> [TRECHO DO DOCUMENTO]
_ _ _ _

Ciência

Como o Tetris pode ser usado contra traumas

Técnica digital testada em profissionais de saúde durante a pandemia foi descrita na The Lancet Psychiatry e mira memórias intrusivas do TEPT

Tetris: estudo destaca 70% de ausência de memórias intrusivas, contra 20% no grupo com terapia convencional (Arquivo Pessoal/Divulgação)

Tetris: estudo destaca 70% de ausência de memórias intrusivas, contra 20% no grupo com terapia convencional (Arquivo Pessoal/Divulgação)

Publicado em 19 de fevereiro de 2026 às 11h07.

O tratamento do transtorno de estresse pós-traumático (TEPT) ganhou uma nova possibilidade de tratamento com o uso terapêutico do videogame Tetris.

_ _ _ _

(Dados de detecção de layout de documentos)
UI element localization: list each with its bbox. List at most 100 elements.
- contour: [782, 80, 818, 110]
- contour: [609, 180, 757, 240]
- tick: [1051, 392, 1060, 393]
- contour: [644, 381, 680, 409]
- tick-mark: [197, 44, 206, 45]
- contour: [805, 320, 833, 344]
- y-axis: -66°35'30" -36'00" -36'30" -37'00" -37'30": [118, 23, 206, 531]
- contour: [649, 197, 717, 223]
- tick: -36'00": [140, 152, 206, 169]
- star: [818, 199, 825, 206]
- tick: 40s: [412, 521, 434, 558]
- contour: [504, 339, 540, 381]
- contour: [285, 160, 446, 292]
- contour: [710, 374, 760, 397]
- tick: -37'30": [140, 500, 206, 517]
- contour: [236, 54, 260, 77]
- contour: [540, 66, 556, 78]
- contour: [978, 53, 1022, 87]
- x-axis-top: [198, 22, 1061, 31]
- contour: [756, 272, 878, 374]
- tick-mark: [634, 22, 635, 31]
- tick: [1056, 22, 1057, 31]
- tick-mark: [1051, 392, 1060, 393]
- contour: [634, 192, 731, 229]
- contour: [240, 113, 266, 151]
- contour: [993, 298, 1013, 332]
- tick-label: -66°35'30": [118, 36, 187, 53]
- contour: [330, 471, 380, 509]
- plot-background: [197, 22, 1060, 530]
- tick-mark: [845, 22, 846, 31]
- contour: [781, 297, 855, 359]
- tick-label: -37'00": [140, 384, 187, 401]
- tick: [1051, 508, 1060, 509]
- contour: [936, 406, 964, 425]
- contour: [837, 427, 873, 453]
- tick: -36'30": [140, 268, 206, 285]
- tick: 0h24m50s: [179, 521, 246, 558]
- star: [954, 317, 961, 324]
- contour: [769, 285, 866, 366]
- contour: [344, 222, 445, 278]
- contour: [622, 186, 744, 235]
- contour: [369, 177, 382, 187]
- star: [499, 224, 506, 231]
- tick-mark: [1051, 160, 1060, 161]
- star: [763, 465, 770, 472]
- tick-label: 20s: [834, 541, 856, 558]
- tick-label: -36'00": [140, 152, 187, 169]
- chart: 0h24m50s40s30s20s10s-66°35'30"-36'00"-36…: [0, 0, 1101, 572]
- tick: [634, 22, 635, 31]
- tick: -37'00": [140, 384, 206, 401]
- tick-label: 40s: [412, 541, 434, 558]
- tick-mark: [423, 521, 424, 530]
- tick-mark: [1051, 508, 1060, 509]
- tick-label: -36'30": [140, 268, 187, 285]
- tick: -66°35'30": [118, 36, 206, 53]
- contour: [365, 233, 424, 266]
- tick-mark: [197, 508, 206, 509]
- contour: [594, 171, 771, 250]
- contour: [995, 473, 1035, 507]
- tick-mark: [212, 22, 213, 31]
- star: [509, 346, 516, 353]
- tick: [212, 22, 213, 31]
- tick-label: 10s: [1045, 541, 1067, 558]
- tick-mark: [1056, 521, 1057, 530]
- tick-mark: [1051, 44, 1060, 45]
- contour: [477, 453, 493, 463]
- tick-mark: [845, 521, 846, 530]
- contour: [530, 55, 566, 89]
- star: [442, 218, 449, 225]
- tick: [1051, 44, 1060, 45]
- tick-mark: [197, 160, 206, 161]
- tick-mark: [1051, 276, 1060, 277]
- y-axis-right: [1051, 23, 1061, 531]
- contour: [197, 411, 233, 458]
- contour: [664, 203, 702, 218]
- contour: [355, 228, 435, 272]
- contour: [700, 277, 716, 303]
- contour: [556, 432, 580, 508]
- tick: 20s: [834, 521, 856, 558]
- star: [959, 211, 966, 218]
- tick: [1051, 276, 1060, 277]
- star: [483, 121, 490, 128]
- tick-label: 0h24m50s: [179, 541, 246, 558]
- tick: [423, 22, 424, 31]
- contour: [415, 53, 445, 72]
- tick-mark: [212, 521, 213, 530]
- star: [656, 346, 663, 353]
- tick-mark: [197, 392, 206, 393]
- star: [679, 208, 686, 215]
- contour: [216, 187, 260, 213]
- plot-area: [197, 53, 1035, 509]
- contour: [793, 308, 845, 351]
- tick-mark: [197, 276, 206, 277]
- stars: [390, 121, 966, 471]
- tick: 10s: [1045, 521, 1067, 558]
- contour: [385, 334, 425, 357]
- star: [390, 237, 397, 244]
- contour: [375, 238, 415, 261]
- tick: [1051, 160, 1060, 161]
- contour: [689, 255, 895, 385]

_ _ _ _

Continue a matéria sobre o uso do Tetris contra traumas a partir da última frase que aparece nela.

> [RESPOSTA]
Pesquisas publicadas na revista The Lancet Psychiatry apontam que uma técnica baseada em tarefas visuais pode reduzir flashbacks e memórias intrusivas, sintomas comuns em pessoas que vivenciam traumas e têm dificuldade de melhora com abordagens tradicionais.

O estudo avaliou uma intervenção digital aplicada em 99 profissionais de saúde que foram expostos a situações traumáticas durante a pandemia de Covid-19.

Os resultados indicaram que a estratégia demandou menos tempo de acompanhamento profissional do que protocolos convencionais e apresentou redução significativa de lembranças involuntárias ao longo das semanas.

A proposta faz parte de pesquisas que investigam a neuroplasticidade, termo usado para descrever a capacidade do cérebro de reorganizar conexões e padrões de resposta.

A lógica do método é utilizar estímulos visuais para competir com imagens traumáticas no processamento cerebral, reduzindo a frequência com que elas retornam de forma involuntária no dia a dia.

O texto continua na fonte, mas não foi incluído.